What the exercise asks:
Look for "chevron" in the listing below. Gather each line that contains it.

Data items:
┏━━

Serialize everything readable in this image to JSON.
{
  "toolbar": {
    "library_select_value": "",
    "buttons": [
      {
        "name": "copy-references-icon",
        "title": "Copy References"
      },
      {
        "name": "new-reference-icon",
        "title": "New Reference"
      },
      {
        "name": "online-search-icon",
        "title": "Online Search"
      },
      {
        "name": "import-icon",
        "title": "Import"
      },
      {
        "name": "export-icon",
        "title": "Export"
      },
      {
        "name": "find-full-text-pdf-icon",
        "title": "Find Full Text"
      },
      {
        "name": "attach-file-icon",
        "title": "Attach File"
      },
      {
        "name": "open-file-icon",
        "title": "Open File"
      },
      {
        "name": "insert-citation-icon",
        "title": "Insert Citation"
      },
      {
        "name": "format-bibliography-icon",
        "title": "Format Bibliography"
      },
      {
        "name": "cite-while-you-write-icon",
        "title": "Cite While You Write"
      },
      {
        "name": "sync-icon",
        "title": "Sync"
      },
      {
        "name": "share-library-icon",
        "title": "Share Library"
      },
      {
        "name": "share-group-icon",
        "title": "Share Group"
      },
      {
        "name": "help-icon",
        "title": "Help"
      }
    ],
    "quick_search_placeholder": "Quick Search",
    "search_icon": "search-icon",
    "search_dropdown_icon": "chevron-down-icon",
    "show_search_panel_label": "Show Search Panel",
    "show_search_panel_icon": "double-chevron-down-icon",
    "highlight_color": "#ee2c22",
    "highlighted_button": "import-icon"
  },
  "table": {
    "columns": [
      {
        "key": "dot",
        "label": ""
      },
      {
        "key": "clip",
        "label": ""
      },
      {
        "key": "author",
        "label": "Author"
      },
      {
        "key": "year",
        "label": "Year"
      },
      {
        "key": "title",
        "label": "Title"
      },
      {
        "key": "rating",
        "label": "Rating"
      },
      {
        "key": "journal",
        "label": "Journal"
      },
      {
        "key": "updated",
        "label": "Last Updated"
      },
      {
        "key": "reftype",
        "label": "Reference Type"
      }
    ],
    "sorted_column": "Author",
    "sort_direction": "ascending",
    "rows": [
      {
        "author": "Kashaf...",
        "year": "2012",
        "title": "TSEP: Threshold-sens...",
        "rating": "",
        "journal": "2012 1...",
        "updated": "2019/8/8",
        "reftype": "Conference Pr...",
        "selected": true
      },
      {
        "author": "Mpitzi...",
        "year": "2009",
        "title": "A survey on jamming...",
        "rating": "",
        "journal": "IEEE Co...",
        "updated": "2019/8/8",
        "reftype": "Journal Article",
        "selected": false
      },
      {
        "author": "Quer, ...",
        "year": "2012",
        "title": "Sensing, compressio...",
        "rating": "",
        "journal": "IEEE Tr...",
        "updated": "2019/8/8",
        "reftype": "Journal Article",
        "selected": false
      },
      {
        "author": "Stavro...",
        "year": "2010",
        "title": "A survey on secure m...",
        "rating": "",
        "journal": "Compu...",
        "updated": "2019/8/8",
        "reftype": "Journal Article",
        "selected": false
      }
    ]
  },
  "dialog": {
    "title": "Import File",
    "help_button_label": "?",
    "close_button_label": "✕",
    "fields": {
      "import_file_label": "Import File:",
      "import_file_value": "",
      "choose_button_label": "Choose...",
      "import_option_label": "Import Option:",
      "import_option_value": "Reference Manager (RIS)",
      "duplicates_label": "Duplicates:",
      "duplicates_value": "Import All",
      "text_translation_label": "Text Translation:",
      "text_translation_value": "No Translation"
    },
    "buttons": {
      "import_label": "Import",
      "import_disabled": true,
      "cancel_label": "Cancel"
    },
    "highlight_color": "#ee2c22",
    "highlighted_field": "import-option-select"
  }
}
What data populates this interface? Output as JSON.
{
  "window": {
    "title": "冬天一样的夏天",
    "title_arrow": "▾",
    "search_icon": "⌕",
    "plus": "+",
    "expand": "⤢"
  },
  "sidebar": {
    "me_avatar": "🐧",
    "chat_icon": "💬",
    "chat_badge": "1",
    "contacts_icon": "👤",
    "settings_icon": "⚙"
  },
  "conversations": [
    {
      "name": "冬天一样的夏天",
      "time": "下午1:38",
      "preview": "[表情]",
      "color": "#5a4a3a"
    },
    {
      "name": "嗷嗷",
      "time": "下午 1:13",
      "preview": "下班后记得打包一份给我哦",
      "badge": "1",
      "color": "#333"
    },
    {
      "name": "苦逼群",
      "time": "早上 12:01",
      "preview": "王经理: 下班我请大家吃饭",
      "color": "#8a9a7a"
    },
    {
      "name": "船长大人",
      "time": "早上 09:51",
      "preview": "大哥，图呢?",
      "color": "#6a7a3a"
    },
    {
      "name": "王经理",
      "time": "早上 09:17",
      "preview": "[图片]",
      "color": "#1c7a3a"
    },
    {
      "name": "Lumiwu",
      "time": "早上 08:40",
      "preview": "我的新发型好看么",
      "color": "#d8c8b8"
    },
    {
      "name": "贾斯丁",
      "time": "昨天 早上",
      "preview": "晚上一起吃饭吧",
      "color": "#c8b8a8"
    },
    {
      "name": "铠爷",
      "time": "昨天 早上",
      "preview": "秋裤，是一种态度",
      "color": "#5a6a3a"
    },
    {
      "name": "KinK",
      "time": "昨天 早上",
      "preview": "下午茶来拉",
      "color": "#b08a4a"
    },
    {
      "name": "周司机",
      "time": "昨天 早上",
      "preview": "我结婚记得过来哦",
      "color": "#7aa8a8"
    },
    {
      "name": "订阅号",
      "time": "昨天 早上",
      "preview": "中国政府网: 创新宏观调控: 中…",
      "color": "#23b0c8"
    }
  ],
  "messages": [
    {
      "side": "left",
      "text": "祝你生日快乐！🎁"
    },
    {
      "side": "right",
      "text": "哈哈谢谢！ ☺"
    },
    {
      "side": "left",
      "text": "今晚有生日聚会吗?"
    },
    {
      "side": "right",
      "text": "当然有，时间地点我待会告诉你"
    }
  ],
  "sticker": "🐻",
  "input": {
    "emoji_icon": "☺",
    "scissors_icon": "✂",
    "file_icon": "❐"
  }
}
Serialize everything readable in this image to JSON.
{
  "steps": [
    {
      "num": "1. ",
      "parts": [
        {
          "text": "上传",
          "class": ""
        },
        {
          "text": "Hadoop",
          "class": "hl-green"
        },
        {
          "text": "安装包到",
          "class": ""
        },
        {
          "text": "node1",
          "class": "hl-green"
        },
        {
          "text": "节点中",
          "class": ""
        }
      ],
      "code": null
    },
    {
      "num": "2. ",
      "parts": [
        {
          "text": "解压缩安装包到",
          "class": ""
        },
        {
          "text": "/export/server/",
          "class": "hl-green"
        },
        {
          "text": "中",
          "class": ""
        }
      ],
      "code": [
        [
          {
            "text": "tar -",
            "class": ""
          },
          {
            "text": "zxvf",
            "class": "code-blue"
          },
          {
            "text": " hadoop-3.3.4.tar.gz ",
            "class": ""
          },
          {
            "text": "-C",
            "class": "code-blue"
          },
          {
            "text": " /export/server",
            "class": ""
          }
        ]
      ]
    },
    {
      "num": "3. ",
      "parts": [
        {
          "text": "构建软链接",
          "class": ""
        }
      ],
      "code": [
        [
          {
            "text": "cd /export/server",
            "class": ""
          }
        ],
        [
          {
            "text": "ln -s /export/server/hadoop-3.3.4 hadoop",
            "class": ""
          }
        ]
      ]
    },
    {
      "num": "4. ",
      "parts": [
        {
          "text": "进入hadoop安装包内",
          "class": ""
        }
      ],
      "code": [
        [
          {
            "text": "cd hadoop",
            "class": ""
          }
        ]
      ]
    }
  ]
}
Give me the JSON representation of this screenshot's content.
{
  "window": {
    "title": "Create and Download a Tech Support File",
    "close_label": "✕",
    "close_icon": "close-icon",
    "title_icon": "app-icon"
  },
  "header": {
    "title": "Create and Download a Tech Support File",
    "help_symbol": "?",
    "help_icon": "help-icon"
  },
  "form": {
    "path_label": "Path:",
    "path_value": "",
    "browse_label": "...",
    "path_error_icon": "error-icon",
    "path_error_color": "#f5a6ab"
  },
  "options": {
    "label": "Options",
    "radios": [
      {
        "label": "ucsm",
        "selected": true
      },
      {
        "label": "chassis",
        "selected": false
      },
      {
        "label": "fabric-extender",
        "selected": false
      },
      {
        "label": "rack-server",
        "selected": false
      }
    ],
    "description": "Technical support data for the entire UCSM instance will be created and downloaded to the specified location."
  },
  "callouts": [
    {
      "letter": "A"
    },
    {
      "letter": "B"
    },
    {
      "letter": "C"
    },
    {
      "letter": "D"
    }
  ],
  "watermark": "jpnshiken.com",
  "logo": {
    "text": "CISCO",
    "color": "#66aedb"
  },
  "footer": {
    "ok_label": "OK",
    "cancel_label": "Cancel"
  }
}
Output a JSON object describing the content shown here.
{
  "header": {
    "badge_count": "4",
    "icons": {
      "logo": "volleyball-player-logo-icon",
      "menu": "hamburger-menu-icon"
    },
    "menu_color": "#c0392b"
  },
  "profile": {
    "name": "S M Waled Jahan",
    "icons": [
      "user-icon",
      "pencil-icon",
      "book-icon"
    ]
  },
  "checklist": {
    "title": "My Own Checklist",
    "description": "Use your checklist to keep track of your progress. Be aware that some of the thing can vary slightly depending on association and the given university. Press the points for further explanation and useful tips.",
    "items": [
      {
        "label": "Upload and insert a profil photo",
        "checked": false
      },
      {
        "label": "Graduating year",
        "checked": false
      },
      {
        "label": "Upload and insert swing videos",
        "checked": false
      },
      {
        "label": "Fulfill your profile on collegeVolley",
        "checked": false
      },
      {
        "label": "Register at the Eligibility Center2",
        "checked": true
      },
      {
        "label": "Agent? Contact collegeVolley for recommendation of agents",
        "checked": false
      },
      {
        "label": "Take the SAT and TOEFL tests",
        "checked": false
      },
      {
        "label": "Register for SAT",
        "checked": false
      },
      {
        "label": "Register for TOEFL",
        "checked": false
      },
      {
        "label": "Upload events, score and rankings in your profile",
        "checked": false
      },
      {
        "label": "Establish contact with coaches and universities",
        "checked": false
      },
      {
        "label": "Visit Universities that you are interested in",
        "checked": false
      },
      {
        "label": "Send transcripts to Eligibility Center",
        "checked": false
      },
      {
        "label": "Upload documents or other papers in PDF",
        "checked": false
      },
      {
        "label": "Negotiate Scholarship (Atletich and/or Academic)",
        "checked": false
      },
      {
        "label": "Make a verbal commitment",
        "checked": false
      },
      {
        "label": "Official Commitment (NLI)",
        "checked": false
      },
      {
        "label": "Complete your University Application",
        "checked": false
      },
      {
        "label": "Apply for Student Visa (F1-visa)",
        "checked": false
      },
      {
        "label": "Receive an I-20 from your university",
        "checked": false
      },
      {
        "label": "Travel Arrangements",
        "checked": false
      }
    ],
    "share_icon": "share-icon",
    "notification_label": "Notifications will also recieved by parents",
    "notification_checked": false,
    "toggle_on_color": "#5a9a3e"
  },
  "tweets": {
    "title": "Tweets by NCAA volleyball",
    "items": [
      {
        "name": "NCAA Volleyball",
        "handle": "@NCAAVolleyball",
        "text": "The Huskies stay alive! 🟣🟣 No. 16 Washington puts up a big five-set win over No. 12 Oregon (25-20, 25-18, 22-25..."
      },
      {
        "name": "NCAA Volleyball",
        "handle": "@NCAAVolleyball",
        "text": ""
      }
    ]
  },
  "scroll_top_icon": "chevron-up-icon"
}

┗━━

Correct result:
    "search_dropdown_icon": "chevron-down-icon",
    "show_search_panel_icon": "double-chevron-down-icon",
  "scroll_top_icon": "chevron-up-icon"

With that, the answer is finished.